[Dataset items]
★ ★ ★ ★ ★

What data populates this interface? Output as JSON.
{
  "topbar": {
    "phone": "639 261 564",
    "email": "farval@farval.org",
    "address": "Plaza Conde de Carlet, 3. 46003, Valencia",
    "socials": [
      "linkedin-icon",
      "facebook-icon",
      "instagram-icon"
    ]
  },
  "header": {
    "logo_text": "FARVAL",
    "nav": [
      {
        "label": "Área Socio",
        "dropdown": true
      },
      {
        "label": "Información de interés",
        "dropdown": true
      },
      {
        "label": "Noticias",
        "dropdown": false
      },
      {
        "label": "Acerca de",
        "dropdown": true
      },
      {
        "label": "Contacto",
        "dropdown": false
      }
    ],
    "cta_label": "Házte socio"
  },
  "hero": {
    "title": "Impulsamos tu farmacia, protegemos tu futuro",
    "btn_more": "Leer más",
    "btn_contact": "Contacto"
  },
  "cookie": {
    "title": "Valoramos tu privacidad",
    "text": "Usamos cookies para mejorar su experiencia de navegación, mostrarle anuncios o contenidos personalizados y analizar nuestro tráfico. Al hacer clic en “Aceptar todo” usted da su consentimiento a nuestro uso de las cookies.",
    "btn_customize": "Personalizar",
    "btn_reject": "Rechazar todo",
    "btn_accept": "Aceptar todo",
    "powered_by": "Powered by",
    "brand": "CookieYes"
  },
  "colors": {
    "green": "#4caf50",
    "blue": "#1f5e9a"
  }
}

★ ★ ★ ★ ★

Exercise prompt
Check each line of the records above for "Aceptar", and copy those that have it.

The completed task
    "text": "Usamos cookies para mejorar su experiencia de navegación, mostrarle anuncios o contenidos personalizados y analizar nuestro tráfico. Al hacer clic en “Aceptar todo” usted da su consentimiento a nuestro uso de las cookies.",
    "btn_accept": "Aceptar todo",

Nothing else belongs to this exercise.